Copy out each line that mentions the word "avatar".

━━━━━━━━━━━━━━━━━━━━

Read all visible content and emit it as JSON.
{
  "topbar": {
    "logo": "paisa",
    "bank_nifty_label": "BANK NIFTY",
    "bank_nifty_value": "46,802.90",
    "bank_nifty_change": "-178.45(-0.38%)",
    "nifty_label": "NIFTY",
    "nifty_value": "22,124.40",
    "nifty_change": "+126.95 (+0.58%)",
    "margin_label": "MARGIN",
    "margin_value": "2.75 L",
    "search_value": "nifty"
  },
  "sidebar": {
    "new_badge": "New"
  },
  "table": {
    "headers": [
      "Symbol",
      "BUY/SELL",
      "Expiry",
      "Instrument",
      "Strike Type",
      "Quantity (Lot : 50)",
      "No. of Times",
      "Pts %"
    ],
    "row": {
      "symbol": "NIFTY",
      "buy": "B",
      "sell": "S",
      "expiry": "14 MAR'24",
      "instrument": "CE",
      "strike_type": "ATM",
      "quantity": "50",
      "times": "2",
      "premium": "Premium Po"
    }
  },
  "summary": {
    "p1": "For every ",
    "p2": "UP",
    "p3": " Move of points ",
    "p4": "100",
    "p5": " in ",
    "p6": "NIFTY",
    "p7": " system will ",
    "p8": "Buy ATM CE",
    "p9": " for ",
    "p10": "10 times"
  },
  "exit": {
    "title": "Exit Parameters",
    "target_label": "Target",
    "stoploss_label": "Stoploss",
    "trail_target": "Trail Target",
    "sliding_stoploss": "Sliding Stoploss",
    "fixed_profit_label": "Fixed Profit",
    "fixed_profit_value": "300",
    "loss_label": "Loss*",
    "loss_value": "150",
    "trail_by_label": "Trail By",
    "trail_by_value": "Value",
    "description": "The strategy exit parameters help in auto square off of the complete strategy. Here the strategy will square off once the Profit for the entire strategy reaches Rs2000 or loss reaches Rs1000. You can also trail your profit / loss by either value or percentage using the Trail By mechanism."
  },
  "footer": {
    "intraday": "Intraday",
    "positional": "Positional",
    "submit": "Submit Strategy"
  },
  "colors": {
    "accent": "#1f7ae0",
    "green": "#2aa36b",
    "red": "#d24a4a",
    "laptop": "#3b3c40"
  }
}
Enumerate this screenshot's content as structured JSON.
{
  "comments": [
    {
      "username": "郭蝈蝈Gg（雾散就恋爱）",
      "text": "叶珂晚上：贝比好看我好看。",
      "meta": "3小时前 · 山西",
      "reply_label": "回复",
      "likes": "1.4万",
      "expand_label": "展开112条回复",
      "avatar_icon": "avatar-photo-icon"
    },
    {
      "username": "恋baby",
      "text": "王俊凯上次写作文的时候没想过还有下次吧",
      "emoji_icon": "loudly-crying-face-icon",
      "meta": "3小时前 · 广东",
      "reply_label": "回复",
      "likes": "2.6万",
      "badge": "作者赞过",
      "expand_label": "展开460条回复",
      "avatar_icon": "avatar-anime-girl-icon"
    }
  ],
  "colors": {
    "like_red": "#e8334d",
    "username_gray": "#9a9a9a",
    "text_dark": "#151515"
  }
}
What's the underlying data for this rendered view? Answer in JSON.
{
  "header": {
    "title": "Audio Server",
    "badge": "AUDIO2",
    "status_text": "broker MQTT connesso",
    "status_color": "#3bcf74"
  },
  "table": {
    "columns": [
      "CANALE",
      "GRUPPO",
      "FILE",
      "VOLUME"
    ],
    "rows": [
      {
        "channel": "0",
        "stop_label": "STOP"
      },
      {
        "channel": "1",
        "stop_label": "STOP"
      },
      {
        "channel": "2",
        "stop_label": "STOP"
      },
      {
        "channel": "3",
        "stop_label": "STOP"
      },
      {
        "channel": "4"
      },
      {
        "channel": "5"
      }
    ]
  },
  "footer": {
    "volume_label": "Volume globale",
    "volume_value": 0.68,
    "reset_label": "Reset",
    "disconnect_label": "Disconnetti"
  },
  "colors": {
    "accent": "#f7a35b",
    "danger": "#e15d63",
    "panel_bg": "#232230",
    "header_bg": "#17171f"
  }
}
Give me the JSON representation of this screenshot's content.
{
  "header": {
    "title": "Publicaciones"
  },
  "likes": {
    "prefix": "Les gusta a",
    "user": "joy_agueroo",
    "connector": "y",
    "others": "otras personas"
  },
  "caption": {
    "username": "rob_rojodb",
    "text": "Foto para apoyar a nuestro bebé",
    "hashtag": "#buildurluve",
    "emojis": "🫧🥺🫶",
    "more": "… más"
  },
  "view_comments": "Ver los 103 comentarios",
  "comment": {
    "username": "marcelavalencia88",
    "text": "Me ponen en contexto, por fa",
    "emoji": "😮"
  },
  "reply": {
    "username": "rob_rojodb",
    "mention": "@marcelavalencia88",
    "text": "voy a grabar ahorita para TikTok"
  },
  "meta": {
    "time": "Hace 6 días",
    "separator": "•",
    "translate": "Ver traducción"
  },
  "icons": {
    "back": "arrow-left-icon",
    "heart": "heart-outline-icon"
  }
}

━━━━━━━━━━━━━━━━━━━━

**THE ANSWER:**
      "avatar_icon": "avatar-photo-icon"
      "avatar_icon": "avatar-anime-girl-icon"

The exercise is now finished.